Wherever the word "ώστε" appears in the entries, copy the whole line.

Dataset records
╔══

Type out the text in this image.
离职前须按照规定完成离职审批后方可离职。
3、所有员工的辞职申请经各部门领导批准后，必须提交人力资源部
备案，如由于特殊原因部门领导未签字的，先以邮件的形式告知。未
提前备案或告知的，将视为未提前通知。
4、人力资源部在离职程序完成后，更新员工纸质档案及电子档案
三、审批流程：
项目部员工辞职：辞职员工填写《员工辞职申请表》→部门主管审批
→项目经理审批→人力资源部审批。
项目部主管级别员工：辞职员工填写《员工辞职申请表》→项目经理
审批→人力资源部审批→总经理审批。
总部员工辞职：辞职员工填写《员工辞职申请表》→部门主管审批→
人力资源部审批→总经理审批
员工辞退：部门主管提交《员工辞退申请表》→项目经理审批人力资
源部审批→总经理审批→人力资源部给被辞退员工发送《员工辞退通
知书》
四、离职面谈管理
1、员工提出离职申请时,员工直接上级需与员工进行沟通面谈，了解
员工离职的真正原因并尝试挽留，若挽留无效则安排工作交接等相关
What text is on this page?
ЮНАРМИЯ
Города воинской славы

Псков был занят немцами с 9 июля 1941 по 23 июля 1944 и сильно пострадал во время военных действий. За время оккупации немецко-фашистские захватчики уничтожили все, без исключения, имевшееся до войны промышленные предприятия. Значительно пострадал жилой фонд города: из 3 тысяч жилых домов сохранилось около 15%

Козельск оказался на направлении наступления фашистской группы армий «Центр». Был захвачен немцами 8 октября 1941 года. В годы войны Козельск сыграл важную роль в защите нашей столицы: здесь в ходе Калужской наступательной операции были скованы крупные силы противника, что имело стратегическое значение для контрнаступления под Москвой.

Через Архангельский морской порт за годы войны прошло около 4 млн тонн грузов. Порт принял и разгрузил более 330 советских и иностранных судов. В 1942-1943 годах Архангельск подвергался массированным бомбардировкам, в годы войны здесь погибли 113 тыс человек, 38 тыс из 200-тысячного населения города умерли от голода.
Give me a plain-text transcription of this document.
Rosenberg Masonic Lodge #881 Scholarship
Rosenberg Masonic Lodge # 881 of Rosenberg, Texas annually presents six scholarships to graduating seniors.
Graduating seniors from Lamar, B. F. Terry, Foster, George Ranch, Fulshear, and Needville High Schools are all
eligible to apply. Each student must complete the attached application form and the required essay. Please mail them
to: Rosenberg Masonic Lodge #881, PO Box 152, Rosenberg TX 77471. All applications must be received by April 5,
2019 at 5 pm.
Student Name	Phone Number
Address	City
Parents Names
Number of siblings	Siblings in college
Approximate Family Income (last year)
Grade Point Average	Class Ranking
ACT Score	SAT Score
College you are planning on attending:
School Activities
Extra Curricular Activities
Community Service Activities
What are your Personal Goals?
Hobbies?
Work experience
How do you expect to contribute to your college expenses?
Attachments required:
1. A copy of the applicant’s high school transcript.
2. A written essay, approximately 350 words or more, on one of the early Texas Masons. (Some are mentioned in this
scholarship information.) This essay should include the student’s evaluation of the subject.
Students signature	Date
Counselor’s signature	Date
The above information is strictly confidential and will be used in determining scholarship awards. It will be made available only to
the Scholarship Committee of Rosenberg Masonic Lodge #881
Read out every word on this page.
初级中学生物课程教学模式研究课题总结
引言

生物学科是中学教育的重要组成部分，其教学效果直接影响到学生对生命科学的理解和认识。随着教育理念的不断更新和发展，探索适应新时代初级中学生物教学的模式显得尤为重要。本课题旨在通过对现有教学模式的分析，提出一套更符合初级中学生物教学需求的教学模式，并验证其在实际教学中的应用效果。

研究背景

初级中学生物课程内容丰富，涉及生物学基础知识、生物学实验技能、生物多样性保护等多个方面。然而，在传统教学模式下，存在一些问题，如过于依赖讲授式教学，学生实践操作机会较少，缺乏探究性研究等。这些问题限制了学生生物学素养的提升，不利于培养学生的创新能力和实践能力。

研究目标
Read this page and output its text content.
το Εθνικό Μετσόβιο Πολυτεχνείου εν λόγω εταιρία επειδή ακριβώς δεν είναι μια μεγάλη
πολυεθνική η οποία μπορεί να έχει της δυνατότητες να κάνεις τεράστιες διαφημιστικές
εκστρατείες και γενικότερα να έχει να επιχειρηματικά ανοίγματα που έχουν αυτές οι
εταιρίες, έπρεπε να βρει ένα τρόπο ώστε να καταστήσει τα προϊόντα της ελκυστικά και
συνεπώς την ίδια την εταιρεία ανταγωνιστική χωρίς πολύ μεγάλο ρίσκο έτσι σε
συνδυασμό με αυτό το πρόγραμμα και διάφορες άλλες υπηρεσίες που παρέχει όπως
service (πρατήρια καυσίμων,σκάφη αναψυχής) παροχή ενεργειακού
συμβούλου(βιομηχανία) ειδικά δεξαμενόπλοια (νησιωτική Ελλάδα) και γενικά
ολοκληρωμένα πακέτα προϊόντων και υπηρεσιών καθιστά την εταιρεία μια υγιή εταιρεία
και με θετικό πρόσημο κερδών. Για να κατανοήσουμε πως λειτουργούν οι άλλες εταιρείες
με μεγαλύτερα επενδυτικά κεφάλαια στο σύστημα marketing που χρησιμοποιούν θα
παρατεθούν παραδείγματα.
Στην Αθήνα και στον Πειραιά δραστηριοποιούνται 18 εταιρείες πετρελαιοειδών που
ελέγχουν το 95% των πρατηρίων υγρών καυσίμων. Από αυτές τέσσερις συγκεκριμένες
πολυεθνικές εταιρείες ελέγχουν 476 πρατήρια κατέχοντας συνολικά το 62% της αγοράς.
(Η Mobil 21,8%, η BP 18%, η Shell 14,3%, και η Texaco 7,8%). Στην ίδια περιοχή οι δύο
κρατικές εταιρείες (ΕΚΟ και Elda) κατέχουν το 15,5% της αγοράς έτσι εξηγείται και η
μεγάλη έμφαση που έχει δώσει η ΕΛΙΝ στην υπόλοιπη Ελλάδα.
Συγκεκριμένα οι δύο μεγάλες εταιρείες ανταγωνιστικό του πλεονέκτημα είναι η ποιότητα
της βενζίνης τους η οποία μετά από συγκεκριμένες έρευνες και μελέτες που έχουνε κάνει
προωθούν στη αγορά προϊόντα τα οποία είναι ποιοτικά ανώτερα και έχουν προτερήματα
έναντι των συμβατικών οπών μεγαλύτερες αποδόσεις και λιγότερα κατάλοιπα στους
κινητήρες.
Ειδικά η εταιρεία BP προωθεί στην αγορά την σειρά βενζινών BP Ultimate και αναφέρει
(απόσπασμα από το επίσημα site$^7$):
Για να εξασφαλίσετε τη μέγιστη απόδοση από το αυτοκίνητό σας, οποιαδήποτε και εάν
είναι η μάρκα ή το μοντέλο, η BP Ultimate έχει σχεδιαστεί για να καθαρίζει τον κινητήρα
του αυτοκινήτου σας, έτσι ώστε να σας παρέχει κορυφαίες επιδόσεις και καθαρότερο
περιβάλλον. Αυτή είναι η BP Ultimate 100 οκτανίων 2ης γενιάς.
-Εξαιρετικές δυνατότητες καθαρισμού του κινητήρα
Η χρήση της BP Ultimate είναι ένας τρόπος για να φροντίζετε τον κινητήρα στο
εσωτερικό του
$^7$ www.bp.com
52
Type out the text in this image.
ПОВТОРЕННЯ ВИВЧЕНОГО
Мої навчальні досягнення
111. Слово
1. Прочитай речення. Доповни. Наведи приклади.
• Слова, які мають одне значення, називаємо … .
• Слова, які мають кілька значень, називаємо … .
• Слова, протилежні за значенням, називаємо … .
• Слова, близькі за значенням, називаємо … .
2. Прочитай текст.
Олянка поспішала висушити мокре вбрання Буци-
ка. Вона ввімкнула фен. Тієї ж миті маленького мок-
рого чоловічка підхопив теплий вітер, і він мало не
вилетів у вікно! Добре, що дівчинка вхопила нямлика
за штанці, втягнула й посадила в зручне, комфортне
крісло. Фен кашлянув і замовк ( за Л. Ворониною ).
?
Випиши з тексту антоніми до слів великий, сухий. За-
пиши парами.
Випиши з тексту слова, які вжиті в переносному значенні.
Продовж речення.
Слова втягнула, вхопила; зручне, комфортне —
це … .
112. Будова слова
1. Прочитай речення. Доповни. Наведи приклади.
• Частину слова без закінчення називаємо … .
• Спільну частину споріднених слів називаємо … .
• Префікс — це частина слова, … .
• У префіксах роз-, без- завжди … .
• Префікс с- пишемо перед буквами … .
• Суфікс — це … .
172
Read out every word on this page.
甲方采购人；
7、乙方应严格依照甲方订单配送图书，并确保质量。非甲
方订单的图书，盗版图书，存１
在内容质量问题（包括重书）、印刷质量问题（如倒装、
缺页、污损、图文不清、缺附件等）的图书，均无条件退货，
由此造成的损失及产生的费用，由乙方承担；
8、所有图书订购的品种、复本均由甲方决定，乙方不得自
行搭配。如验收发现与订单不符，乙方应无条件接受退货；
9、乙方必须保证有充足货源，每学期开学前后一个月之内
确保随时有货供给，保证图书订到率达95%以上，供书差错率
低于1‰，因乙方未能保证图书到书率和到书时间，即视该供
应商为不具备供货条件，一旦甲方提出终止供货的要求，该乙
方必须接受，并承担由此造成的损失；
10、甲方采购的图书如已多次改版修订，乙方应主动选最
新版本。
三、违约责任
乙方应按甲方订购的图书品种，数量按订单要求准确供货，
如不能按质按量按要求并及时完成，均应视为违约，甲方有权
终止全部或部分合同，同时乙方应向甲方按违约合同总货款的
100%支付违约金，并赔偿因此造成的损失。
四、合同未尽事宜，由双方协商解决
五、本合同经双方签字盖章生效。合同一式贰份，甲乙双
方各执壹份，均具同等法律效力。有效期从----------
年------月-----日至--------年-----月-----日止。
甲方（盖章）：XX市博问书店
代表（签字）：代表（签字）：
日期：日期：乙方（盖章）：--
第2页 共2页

╚══

■ **Task answer**
εταιρίες, έπρεπε να βρει ένα τρόπο ώστε να καταστήσει τα προϊόντα της ελκυστικά και
του αυτοκινήτου σας, έτσι ώστε να σας παρέχει κορυφαίες επιδόσεις και καθαρότερο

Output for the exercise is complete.